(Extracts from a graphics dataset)

## Begin

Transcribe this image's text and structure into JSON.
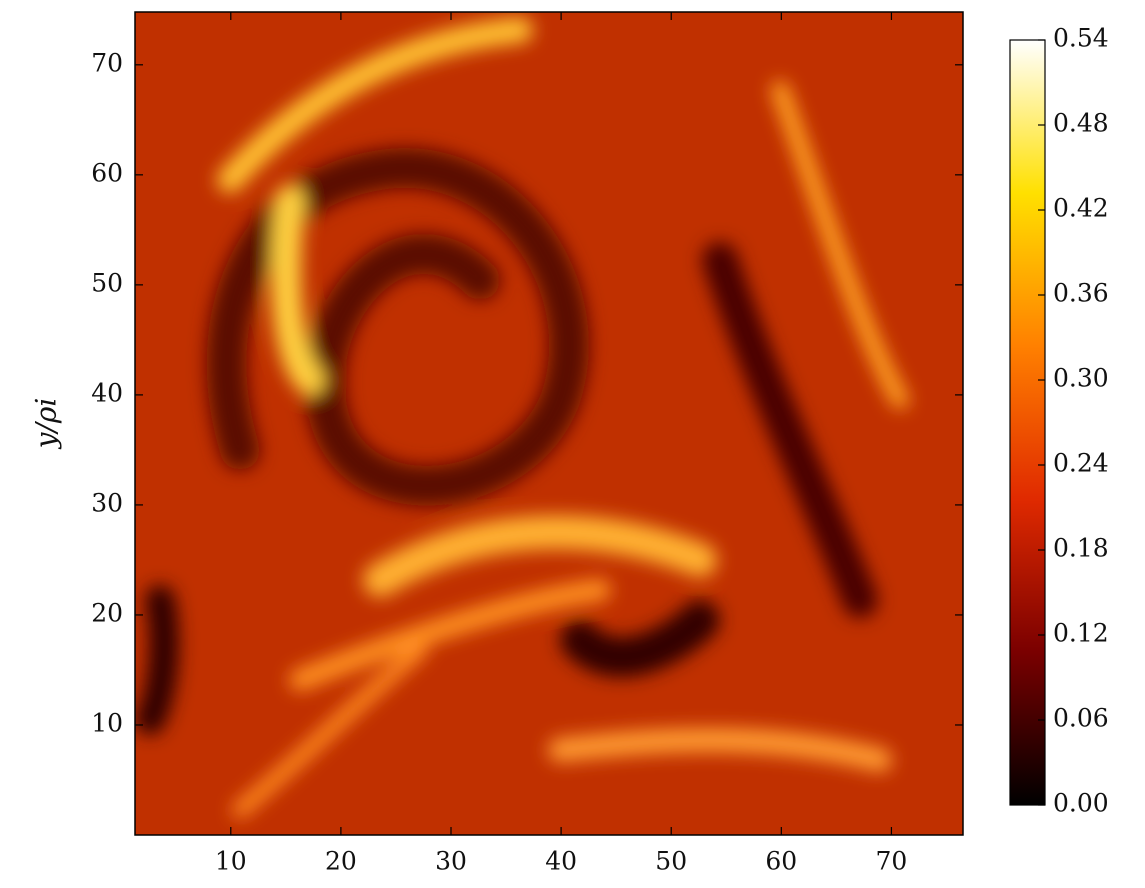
{
  "chart_data": {
    "type": "heatmap",
    "ylabel": "y/ρi",
    "xlim": [
      1.3,
      76.5
    ],
    "xticks": [
      10,
      20,
      30,
      40,
      50,
      60,
      70
    ],
    "ylim": [
      0,
      74.8
    ],
    "yticks": [
      10,
      20,
      30,
      40,
      50,
      60,
      70
    ],
    "colorbar": {
      "lim": [
        0,
        0.54
      ],
      "ticks": [
        {
          "value": 0,
          "label": "0.00"
        },
        0.06,
        0.12,
        0.18,
        0.24,
        {
          "value": 0.3,
          "label": "0.30"
        },
        0.36,
        0.42,
        0.48,
        0.54
      ],
      "colors": [
        "#000000",
        "#7a0000",
        "#e02a00",
        "#ff8000",
        "#ffe000",
        "#ffffff"
      ]
    }
  }
}
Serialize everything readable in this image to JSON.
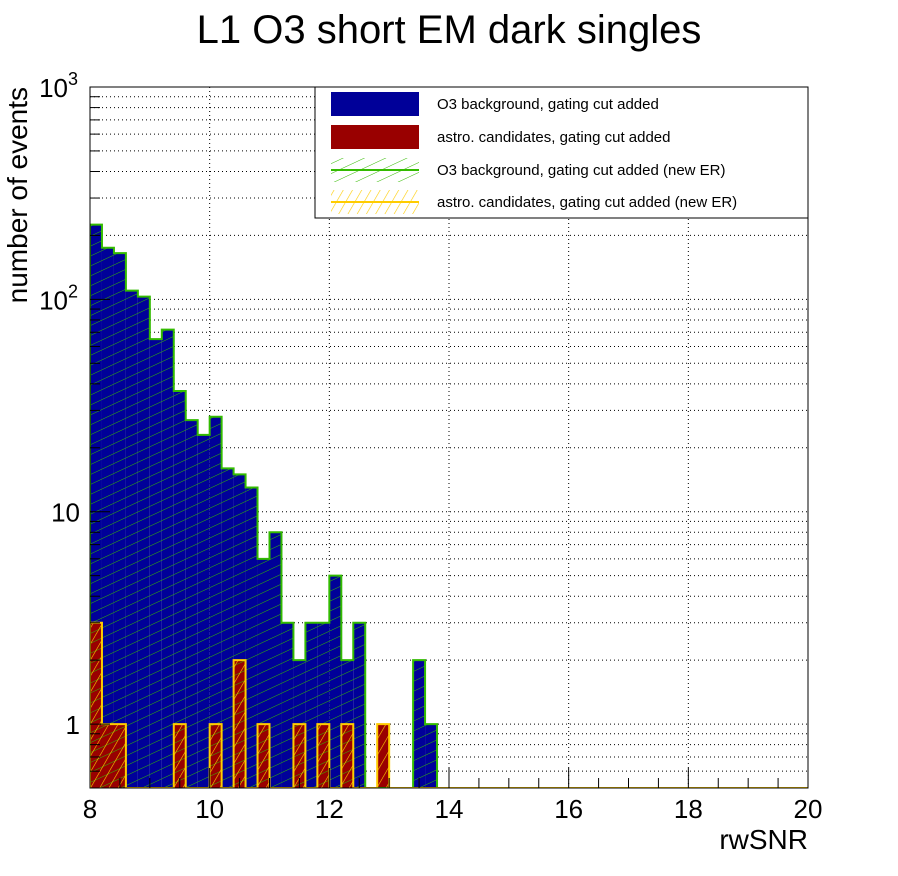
{
  "chart_data": {
    "type": "bar",
    "title": "L1 O3 short EM dark singles",
    "xlabel": "rwSNR",
    "ylabel": "number of events",
    "x_scale": "linear",
    "y_scale": "log",
    "xlim": [
      8,
      20
    ],
    "ylim": [
      0.5,
      1000
    ],
    "grid": true,
    "legend_position": "top-right",
    "x_ticks": [
      {
        "value": 8,
        "label": "8"
      },
      {
        "value": 10,
        "label": "10"
      },
      {
        "value": 12,
        "label": "12"
      },
      {
        "value": 14,
        "label": "14"
      },
      {
        "value": 16,
        "label": "16"
      },
      {
        "value": 18,
        "label": "18"
      },
      {
        "value": 20,
        "label": "20"
      }
    ],
    "y_ticks": [
      {
        "value": 1,
        "label": "1",
        "exp": ""
      },
      {
        "value": 10,
        "label": "10",
        "exp": ""
      },
      {
        "value": 100,
        "label": "10",
        "exp": "2"
      },
      {
        "value": 1000,
        "label": "10",
        "exp": "3"
      }
    ],
    "bin_width": 0.2,
    "bin_edges_start": 8,
    "series": [
      {
        "name": "O3 background, gating cut added",
        "fill": "#000099",
        "style": "solid",
        "values": [
          225,
          175,
          165,
          110,
          103,
          65,
          72,
          37,
          27,
          23,
          28,
          16,
          15,
          13,
          6,
          8,
          3,
          2,
          3,
          3,
          5,
          2,
          3,
          0,
          0,
          0,
          0,
          2,
          1
        ]
      },
      {
        "name": "astro. candidates, gating cut added",
        "fill": "#990000",
        "style": "solid",
        "values": [
          3,
          1,
          1,
          0,
          0,
          0,
          0,
          1,
          0,
          0,
          1,
          0,
          2,
          0,
          1,
          0,
          0,
          1,
          0,
          1,
          0,
          1,
          0,
          0,
          1,
          0,
          0,
          0,
          0
        ]
      },
      {
        "name": "O3 background, gating cut added (new ER)",
        "line": "#33bb00",
        "style": "hatch",
        "values": [
          225,
          175,
          165,
          110,
          103,
          65,
          72,
          37,
          27,
          23,
          28,
          16,
          15,
          13,
          6,
          8,
          3,
          2,
          3,
          3,
          5,
          2,
          3,
          0,
          0,
          0,
          0,
          2,
          1
        ]
      },
      {
        "name": "astro. candidates, gating cut added (new ER)",
        "line": "#ffcc00",
        "style": "hatch",
        "values": [
          3,
          1,
          1,
          0,
          0,
          0,
          0,
          1,
          0,
          0,
          1,
          0,
          2,
          0,
          1,
          0,
          0,
          1,
          0,
          1,
          0,
          1,
          0,
          0,
          1,
          0,
          0,
          0,
          0
        ]
      }
    ]
  }
}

## End

### [EXERCISE AIM]
From the listing above, copy out each line where the word "this" appears.

### [ANSWER TO THE TASK]
Transcribe this image's text and structure into JSON.
Serialize everything readable in this image to JSON.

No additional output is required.